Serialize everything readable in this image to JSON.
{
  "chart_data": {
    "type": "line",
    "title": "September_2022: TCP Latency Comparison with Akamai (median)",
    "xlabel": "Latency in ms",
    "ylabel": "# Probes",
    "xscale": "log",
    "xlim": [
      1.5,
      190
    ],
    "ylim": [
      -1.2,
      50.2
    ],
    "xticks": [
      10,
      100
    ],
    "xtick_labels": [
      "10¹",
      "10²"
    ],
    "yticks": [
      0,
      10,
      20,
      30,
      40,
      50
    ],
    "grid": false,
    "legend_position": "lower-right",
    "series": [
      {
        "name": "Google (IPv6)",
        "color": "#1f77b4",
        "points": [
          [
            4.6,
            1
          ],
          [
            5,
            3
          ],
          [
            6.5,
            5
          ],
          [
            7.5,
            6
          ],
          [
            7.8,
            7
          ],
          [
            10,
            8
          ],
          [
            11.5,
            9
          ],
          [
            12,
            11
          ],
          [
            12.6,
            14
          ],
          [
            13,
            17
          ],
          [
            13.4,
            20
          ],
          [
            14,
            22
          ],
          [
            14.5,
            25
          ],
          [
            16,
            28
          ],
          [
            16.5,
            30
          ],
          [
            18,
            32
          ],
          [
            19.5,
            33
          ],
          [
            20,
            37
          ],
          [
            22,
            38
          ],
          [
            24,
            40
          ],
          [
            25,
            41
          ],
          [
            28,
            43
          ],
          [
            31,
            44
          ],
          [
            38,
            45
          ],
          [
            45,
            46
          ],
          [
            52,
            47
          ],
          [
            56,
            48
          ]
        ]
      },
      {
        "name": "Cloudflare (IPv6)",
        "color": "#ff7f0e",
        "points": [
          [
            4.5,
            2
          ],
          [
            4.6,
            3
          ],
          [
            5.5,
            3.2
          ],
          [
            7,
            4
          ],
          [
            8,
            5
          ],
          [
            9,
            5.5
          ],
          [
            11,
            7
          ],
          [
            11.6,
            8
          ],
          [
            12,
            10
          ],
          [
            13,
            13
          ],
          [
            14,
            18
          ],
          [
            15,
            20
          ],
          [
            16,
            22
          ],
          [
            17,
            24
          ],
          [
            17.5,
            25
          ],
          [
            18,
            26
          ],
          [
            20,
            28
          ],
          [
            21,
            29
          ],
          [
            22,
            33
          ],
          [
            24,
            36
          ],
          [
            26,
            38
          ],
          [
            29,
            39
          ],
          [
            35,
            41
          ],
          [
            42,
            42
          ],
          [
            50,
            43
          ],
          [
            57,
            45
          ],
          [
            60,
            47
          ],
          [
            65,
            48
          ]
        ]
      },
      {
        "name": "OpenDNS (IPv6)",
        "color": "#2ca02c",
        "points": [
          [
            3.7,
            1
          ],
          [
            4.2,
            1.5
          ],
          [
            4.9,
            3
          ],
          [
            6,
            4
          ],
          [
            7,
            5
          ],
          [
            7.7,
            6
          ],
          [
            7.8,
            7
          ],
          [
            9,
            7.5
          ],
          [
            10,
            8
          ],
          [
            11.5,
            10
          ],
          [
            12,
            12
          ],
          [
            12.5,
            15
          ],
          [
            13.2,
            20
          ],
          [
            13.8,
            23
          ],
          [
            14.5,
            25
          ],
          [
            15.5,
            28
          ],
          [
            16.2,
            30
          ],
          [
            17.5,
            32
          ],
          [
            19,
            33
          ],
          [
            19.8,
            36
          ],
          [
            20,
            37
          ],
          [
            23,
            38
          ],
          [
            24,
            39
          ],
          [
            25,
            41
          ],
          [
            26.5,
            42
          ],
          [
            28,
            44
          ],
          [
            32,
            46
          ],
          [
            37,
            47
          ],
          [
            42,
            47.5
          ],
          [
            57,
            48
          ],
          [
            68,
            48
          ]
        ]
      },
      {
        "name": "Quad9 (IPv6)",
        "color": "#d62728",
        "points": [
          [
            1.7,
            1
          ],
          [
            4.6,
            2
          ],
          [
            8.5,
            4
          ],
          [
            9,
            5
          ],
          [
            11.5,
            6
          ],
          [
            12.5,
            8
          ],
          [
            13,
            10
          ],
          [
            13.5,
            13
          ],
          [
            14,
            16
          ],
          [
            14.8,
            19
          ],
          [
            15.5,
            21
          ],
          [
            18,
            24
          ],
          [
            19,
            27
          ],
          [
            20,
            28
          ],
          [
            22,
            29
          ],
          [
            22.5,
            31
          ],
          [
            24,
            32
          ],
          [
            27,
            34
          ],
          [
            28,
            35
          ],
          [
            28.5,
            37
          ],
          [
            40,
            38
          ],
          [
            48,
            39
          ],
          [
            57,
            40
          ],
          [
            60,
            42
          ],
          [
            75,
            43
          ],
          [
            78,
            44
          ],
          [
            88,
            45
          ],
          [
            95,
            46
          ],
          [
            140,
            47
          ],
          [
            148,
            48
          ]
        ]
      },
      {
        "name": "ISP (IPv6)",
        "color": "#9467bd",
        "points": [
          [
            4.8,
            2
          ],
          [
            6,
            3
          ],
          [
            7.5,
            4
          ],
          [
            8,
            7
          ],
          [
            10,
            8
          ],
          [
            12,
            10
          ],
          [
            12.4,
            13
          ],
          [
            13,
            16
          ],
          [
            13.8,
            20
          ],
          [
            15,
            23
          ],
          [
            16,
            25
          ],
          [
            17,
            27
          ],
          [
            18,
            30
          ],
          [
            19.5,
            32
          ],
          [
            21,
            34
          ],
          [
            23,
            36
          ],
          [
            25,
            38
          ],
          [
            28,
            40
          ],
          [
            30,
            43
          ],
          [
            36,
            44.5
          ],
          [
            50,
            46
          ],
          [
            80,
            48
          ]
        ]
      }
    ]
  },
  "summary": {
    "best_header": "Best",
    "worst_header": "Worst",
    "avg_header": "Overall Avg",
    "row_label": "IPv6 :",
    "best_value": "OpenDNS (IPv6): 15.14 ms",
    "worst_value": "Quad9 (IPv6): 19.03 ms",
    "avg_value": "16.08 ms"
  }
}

STATED PROBLEM: Which lines of the data include "Latency"? Copy each of them.

RIGHT ANSWER:
    "title": "September_2022: TCP Latency Comparison with Akamai (median)",
    "xlabel": "Latency in ms",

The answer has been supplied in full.